• [Written task]
Write out the records word for word, with no pictures.

:: Input for this task

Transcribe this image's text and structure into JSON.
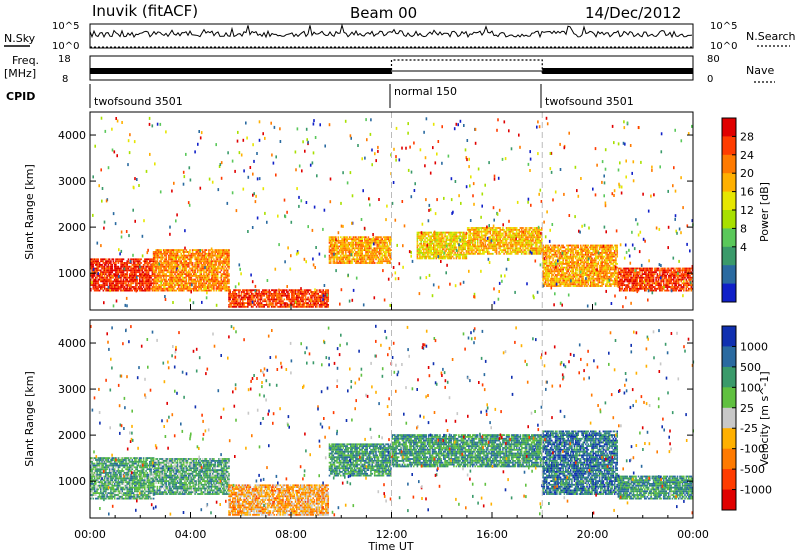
{
  "header": {
    "station": "Inuvik (fitACF)",
    "beam": "Beam 00",
    "date": "14/Dec/2012"
  },
  "panels": {
    "nsky": {
      "label": "N.Sky",
      "left_ticks": [
        "10^5",
        "10^0"
      ],
      "right_ticks": [
        "10^5",
        "10^0"
      ],
      "right_label": "N.Search"
    },
    "freq": {
      "label_line1": "Freq.",
      "label_line2": "[MHz]",
      "left_ticks": [
        "18",
        "8"
      ],
      "right_ticks": [
        "80",
        "0"
      ],
      "right_label": "Nave"
    },
    "cpid": {
      "label": "CPID",
      "segments": [
        "twofsound 3501",
        "normal 150",
        "twofsound 3501"
      ],
      "segment_starts_hours": [
        0,
        12,
        18
      ]
    }
  },
  "chart_data": [
    {
      "type": "heatmap",
      "name": "power",
      "ylabel": "Slant Range [km]",
      "xlabel": "",
      "xlim_hours": [
        0,
        24
      ],
      "ylim_km": [
        200,
        4500
      ],
      "y_ticks": [
        "4000",
        "3000",
        "2000",
        "1000"
      ],
      "colorbar": {
        "label": "Power [dB]",
        "ticks": [
          "28",
          "24",
          "20",
          "16",
          "12",
          "8",
          "4"
        ],
        "colors": [
          "#e00000",
          "#ff3c00",
          "#ff7a00",
          "#ffb000",
          "#e6e600",
          "#a8e000",
          "#5ac85a",
          "#3a9a6a",
          "#2a6aa0",
          "#1020c8"
        ]
      },
      "bands": [
        {
          "t0": 0,
          "t1": 2.5,
          "r0": 600,
          "r1": 1300,
          "level": 0.95
        },
        {
          "t0": 2.5,
          "t1": 5.5,
          "r0": 600,
          "r1": 1500,
          "level": 0.75
        },
        {
          "t0": 5.5,
          "t1": 9.5,
          "r0": 250,
          "r1": 650,
          "level": 0.9
        },
        {
          "t0": 9.5,
          "t1": 12,
          "r0": 1200,
          "r1": 1800,
          "level": 0.7
        },
        {
          "t0": 13,
          "t1": 15,
          "r0": 1300,
          "r1": 1900,
          "level": 0.6
        },
        {
          "t0": 15,
          "t1": 18,
          "r0": 1400,
          "r1": 2000,
          "level": 0.65
        },
        {
          "t0": 18,
          "t1": 21,
          "r0": 700,
          "r1": 1600,
          "level": 0.7
        },
        {
          "t0": 21,
          "t1": 24,
          "r0": 600,
          "r1": 1100,
          "level": 0.9
        }
      ]
    },
    {
      "type": "heatmap",
      "name": "velocity",
      "ylabel": "Slant Range [km]",
      "xlabel": "Time UT",
      "xlim_hours": [
        0,
        24
      ],
      "ylim_km": [
        200,
        4500
      ],
      "y_ticks": [
        "4000",
        "3000",
        "2000",
        "1000"
      ],
      "x_ticks": [
        "00:00",
        "04:00",
        "08:00",
        "12:00",
        "16:00",
        "20:00",
        "00:00"
      ],
      "colorbar": {
        "label": "Velocity [m s^-1]",
        "ticks": [
          "1000",
          "500",
          "100",
          "25",
          "-25",
          "-100",
          "-500",
          "-1000"
        ],
        "colors": [
          "#1030b0",
          "#2a6aa0",
          "#3a9a6a",
          "#60c040",
          "#c8c8c8",
          "#ffb000",
          "#ff7a00",
          "#ff3c00",
          "#e00000"
        ]
      },
      "bands": [
        {
          "t0": 0,
          "t1": 2.5,
          "r0": 600,
          "r1": 1500,
          "level": 0.7
        },
        {
          "t0": 2.5,
          "t1": 5.5,
          "r0": 700,
          "r1": 1500,
          "level": 0.7
        },
        {
          "t0": 5.5,
          "t1": 9.5,
          "r0": 250,
          "r1": 900,
          "level": 0.35
        },
        {
          "t0": 9.5,
          "t1": 12,
          "r0": 1100,
          "r1": 1800,
          "level": 0.75
        },
        {
          "t0": 12,
          "t1": 18,
          "r0": 1300,
          "r1": 2000,
          "level": 0.75
        },
        {
          "t0": 18,
          "t1": 21,
          "r0": 700,
          "r1": 2100,
          "level": 0.85
        },
        {
          "t0": 21,
          "t1": 24,
          "r0": 600,
          "r1": 1100,
          "level": 0.75
        }
      ]
    }
  ]
}
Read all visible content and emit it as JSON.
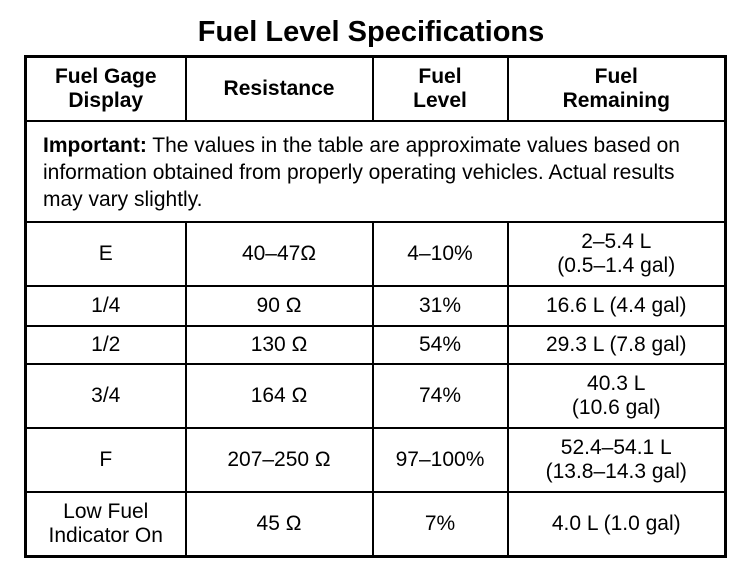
{
  "title": "Fuel Level Specifications",
  "headers": {
    "gage_display": [
      "Fuel Gage",
      "Display"
    ],
    "resistance": "Resistance",
    "fuel_level": [
      "Fuel",
      "Level"
    ],
    "fuel_remaining": [
      "Fuel",
      "Remaining"
    ]
  },
  "note": {
    "label": "Important:",
    "text": " The values in the table are approximate values based on information obtained from properly operating vehicles. Actual results may vary slightly."
  },
  "rows": [
    {
      "gage": [
        "E"
      ],
      "resistance": "40–47Ω",
      "level": "4–10%",
      "remaining": [
        "2–5.4 L",
        "(0.5–1.4 gal)"
      ]
    },
    {
      "gage": [
        "1/4"
      ],
      "resistance": "90 Ω",
      "level": "31%",
      "remaining": [
        "16.6 L (4.4 gal)"
      ]
    },
    {
      "gage": [
        "1/2"
      ],
      "resistance": "130 Ω",
      "level": "54%",
      "remaining": [
        "29.3 L (7.8 gal)"
      ]
    },
    {
      "gage": [
        "3/4"
      ],
      "resistance": "164 Ω",
      "level": "74%",
      "remaining": [
        "40.3 L",
        "(10.6 gal)"
      ]
    },
    {
      "gage": [
        "F"
      ],
      "resistance": "207–250 Ω",
      "level": "97–100%",
      "remaining": [
        "52.4–54.1 L",
        "(13.8–14.3 gal)"
      ]
    },
    {
      "gage": [
        "Low Fuel",
        "Indicator On"
      ],
      "resistance": "45 Ω",
      "level": "7%",
      "remaining": [
        "4.0 L (1.0 gal)"
      ]
    }
  ]
}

::::

• [Solution for this task]
Transcribe this image's text and structure into JSON.
{
  "header": {
    "station": "Inuvik (fitACF)",
    "beam": "Beam 00",
    "date": "14/Dec/2012"
  },
  "panels": {
    "nsky": {
      "label": "N.Sky",
      "left_ticks": [
        "10^5",
        "10^0"
      ],
      "right_ticks": [
        "10^5",
        "10^0"
      ],
      "right_label": "N.Search"
    },
    "freq": {
      "label_line1": "Freq.",
      "label_line2": "[MHz]",
      "left_ticks": [
        "18",
        "8"
      ],
      "right_ticks": [
        "80",
        "0"
      ],
      "right_label": "Nave"
    },
    "cpid": {
      "label": "CPID",
      "segments": [
        "twofsound 3501",
        "normal 150",
        "twofsound 3501"
      ],
      "segment_starts_hours": [
        0,
        12,
        18
      ]
    }
  },
  "chart_data": [
    {
      "type": "heatmap",
      "name": "power",
      "ylabel": "Slant Range [km]",
      "xlabel": "",
      "xlim_hours": [
        0,
        24
      ],
      "ylim_km": [
        200,
        4500
      ],
      "y_ticks": [
        "4000",
        "3000",
        "2000",
        "1000"
      ],
      "colorbar": {
        "label": "Power [dB]",
        "ticks": [
          "28",
          "24",
          "20",
          "16",
          "12",
          "8",
          "4"
        ],
        "colors": [
          "#e00000",
          "#ff3c00",
          "#ff7a00",
          "#ffb000",
          "#e6e600",
          "#a8e000",
          "#5ac85a",
          "#3a9a6a",
          "#2a6aa0",
          "#1020c8"
        ]
      },
      "bands": [
        {
          "t0": 0,
          "t1": 2.5,
          "r0": 600,
          "r1": 1300,
          "level": 0.95
        },
        {
          "t0": 2.5,
          "t1": 5.5,
          "r0": 600,
          "r1": 1500,
          "level": 0.75
        },
        {
          "t0": 5.5,
          "t1": 9.5,
          "r0": 250,
          "r1": 650,
          "level": 0.9
        },
        {
          "t0": 9.5,
          "t1": 12,
          "r0": 1200,
          "r1": 1800,
          "level": 0.7
        },
        {
          "t0": 13,
          "t1": 15,
          "r0": 1300,
          "r1": 1900,
          "level": 0.6
        },
        {
          "t0": 15,
          "t1": 18,
          "r0": 1400,
          "r1": 2000,
          "level": 0.65
        },
        {
          "t0": 18,
          "t1": 21,
          "r0": 700,
          "r1": 1600,
          "level": 0.7
        },
        {
          "t0": 21,
          "t1": 24,
          "r0": 600,
          "r1": 1100,
          "level": 0.9
        }
      ]
    },
    {
      "type": "heatmap",
      "name": "velocity",
      "ylabel": "Slant Range [km]",
      "xlabel": "Time UT",
      "xlim_hours": [
        0,
        24
      ],
      "ylim_km": [
        200,
        4500
      ],
      "y_ticks": [
        "4000",
        "3000",
        "2000",
        "1000"
      ],
      "x_ticks": [
        "00:00",
        "04:00",
        "08:00",
        "12:00",
        "16:00",
        "20:00",
        "00:00"
      ],
      "colorbar": {
        "label": "Velocity [m s^-1]",
        "ticks": [
          "1000",
          "500",
          "100",
          "25",
          "-25",
          "-100",
          "-500",
          "-1000"
        ],
        "colors": [
          "#1030b0",
          "#2a6aa0",
          "#3a9a6a",
          "#60c040",
          "#c8c8c8",
          "#ffb000",
          "#ff7a00",
          "#ff3c00",
          "#e00000"
        ]
      },
      "bands": [
        {
          "t0": 0,
          "t1": 2.5,
          "r0": 600,
          "r1": 1500,
          "level": 0.7
        },
        {
          "t0": 2.5,
          "t1": 5.5,
          "r0": 700,
          "r1": 1500,
          "level": 0.7
        },
        {
          "t0": 5.5,
          "t1": 9.5,
          "r0": 250,
          "r1": 900,
          "level": 0.35
        },
        {
          "t0": 9.5,
          "t1": 12,
          "r0": 1100,
          "r1": 1800,
          "level": 0.75
        },
        {
          "t0": 12,
          "t1": 18,
          "r0": 1300,
          "r1": 2000,
          "level": 0.75
        },
        {
          "t0": 18,
          "t1": 21,
          "r0": 700,
          "r1": 2100,
          "level": 0.85
        },
        {
          "t0": 21,
          "t1": 24,
          "r0": 600,
          "r1": 1100,
          "level": 0.75
        }
      ]
    }
  ]
}
Read all visible content and emit it as JSON.
{
  "title": "Fuel Level Specifications",
  "headers": {
    "gage_display": [
      "Fuel Gage",
      "Display"
    ],
    "resistance": "Resistance",
    "fuel_level": [
      "Fuel",
      "Level"
    ],
    "fuel_remaining": [
      "Fuel",
      "Remaining"
    ]
  },
  "note": {
    "label": "Important:",
    "text": " The values in the table are approximate values based on information obtained from properly operating vehicles. Actual results may vary slightly."
  },
  "rows": [
    {
      "gage": [
        "E"
      ],
      "resistance": "40–47Ω",
      "level": "4–10%",
      "remaining": [
        "2–5.4 L",
        "(0.5–1.4 gal)"
      ]
    },
    {
      "gage": [
        "1/4"
      ],
      "resistance": "90 Ω",
      "level": "31%",
      "remaining": [
        "16.6 L (4.4 gal)"
      ]
    },
    {
      "gage": [
        "1/2"
      ],
      "resistance": "130 Ω",
      "level": "54%",
      "remaining": [
        "29.3 L (7.8 gal)"
      ]
    },
    {
      "gage": [
        "3/4"
      ],
      "resistance": "164 Ω",
      "level": "74%",
      "remaining": [
        "40.3 L",
        "(10.6 gal)"
      ]
    },
    {
      "gage": [
        "F"
      ],
      "resistance": "207–250 Ω",
      "level": "97–100%",
      "remaining": [
        "52.4–54.1 L",
        "(13.8–14.3 gal)"
      ]
    },
    {
      "gage": [
        "Low Fuel",
        "Indicator On"
      ],
      "resistance": "45 Ω",
      "level": "7%",
      "remaining": [
        "4.0 L (1.0 gal)"
      ]
    }
  ]
}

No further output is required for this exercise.